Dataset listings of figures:
+ + + +

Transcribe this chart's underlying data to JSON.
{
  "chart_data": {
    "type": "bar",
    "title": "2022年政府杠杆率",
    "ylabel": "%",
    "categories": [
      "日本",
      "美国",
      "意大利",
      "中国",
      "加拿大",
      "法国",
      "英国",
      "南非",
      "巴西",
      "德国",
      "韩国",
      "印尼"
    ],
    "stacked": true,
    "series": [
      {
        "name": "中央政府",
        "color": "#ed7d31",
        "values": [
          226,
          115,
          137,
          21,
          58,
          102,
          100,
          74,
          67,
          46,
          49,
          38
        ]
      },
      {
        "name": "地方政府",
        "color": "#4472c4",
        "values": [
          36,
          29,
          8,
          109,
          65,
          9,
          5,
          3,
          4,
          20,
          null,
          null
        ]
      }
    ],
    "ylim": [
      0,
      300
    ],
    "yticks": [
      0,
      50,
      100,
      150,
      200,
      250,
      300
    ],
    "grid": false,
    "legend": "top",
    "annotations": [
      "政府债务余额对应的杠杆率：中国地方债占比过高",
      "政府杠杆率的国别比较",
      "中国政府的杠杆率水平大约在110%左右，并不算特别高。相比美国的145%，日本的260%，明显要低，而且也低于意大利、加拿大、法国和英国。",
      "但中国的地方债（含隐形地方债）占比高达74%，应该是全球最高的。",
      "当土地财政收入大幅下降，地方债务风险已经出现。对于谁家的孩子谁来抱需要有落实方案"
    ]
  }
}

+ + + +

**What the task requires:** Take the records above and return them exactly as written.

**Final result:**
Transcribe this chart's underlying data to JSON.
{
  "chart_data": {
    "type": "bar",
    "title": "2022年政府杠杆率",
    "ylabel": "%",
    "categories": [
      "日本",
      "美国",
      "意大利",
      "中国",
      "加拿大",
      "法国",
      "英国",
      "南非",
      "巴西",
      "德国",
      "韩国",
      "印尼"
    ],
    "stacked": true,
    "series": [
      {
        "name": "中央政府",
        "color": "#ed7d31",
        "values": [
          226,
          115,
          137,
          21,
          58,
          102,
          100,
          74,
          67,
          46,
          49,
          38
        ]
      },
      {
        "name": "地方政府",
        "color": "#4472c4",
        "values": [
          36,
          29,
          8,
          109,
          65,
          9,
          5,
          3,
          4,
          20,
          null,
          null
        ]
      }
    ],
    "ylim": [
      0,
      300
    ],
    "yticks": [
      0,
      50,
      100,
      150,
      200,
      250,
      300
    ],
    "grid": false,
    "legend": "top",
    "annotations": [
      "政府债务余额对应的杠杆率：中国地方债占比过高",
      "政府杠杆率的国别比较",
      "中国政府的杠杆率水平大约在110%左右，并不算特别高。相比美国的145%，日本的260%，明显要低，而且也低于意大利、加拿大、法国和英国。",
      "但中国的地方债（含隐形地方债）占比高达74%，应该是全球最高的。",
      "当土地财政收入大幅下降，地方债务风险已经出现。对于谁家的孩子谁来抱需要有落实方案"
    ]
  }
}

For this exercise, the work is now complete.